== Do this ==
Pictures do not belong in the copy; quote every entry below exactly.

____________

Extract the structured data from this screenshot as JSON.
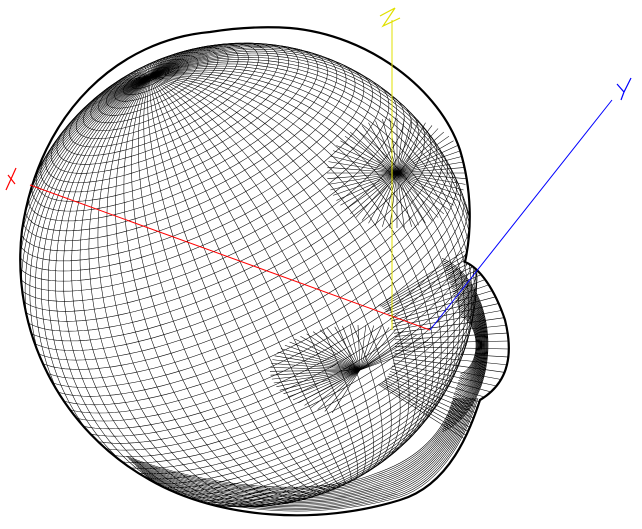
{
  "view": {
    "background": "#ffffff",
    "mesh_color": "#000000",
    "description_visible": false
  },
  "axes": [
    {
      "id": "x",
      "label": "X",
      "color": "#ff0000"
    },
    {
      "id": "y",
      "label": "Y",
      "color": "#0000ff"
    },
    {
      "id": "z",
      "label": "Z",
      "color": "#e0e000"
    }
  ],
  "mesh": {
    "type": "wireframe-surface",
    "latitude_lines": 72,
    "longitude_lines": 96
  }
}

____________

== Reply to the task ==
Extract the structured data from this screenshot as JSON.
{
  "view": {
    "background": "#ffffff",
    "mesh_color": "#000000",
    "description_visible": false
  },
  "axes": [
    {
      "id": "x",
      "label": "X",
      "color": "#ff0000"
    },
    {
      "id": "y",
      "label": "Y",
      "color": "#0000ff"
    },
    {
      "id": "z",
      "label": "Z",
      "color": "#e0e000"
    }
  ],
  "mesh": {
    "type": "wireframe-surface",
    "latitude_lines": 72,
    "longitude_lines": 96
  }
}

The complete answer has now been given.